In how many lines does the string "everything" appear? Answer with the number only.

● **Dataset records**
######

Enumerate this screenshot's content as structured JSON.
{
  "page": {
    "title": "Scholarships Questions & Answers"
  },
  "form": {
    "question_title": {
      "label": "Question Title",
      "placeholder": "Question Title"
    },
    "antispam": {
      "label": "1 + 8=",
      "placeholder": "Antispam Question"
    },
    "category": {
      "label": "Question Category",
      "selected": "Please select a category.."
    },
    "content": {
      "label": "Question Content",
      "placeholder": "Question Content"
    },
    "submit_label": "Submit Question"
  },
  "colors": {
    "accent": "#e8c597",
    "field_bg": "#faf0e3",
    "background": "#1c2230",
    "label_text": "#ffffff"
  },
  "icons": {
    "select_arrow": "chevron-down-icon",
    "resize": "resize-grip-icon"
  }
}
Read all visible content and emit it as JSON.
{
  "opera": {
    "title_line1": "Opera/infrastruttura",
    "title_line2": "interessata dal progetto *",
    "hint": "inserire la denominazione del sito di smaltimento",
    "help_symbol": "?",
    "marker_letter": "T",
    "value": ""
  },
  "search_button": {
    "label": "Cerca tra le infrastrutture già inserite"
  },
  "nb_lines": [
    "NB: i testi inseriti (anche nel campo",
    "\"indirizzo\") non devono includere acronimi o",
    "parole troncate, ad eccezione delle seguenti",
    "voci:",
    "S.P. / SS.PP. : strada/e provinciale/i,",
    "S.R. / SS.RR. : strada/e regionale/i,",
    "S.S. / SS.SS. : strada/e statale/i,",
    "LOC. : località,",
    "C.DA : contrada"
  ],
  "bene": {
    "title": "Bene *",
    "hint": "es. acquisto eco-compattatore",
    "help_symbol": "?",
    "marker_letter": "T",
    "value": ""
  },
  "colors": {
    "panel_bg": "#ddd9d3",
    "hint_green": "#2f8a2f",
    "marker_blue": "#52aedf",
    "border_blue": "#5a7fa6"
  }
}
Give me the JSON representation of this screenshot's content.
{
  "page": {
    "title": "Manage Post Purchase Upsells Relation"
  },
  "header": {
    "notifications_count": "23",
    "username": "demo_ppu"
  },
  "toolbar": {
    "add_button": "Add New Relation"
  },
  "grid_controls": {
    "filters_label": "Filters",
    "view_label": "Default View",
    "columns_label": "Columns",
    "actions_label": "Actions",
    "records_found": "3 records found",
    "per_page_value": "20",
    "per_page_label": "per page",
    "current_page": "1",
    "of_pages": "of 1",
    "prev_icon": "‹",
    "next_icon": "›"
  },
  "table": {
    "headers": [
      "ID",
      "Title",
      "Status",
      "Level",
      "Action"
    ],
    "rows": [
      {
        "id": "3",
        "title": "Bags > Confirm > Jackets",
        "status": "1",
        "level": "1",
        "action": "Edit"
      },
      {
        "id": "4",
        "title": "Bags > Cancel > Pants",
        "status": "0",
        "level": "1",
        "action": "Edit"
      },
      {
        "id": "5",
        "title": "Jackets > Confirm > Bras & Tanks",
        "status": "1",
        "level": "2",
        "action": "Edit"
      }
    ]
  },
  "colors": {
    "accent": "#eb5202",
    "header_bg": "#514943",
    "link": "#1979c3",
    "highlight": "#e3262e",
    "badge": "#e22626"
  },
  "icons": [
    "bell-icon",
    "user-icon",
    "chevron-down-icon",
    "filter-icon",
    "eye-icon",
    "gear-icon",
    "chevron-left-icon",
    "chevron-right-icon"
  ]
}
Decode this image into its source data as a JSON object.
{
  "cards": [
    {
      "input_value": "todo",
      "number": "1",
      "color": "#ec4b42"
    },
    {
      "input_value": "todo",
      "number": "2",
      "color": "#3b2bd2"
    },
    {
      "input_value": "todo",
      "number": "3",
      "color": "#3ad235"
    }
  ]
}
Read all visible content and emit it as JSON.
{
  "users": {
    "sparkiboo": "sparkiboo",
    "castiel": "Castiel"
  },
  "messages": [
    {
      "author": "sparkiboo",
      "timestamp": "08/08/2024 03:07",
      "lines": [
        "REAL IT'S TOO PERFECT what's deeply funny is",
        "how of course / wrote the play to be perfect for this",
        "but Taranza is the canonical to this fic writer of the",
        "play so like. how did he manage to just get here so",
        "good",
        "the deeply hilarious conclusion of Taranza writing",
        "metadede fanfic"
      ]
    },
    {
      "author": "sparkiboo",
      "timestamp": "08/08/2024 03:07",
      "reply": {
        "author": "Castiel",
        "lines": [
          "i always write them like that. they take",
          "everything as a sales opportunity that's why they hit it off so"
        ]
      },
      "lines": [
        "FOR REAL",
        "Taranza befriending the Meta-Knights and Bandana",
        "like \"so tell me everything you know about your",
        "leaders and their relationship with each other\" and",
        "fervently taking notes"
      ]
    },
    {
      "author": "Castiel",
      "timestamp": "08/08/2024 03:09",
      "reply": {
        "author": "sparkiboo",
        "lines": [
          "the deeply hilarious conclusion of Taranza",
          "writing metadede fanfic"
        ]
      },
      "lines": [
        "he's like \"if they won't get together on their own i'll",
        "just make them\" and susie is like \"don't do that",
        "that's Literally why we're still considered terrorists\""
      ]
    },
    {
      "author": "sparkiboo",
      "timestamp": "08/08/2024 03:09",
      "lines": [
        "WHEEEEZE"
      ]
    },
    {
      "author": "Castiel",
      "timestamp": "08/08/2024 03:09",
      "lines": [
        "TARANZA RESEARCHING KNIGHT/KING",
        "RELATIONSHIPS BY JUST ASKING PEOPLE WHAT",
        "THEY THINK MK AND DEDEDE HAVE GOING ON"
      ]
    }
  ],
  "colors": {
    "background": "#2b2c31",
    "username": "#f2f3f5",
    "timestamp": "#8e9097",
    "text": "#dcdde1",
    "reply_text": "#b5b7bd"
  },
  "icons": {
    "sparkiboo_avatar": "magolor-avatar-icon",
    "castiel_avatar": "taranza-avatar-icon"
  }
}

######

● **TASK OUTPUT**
2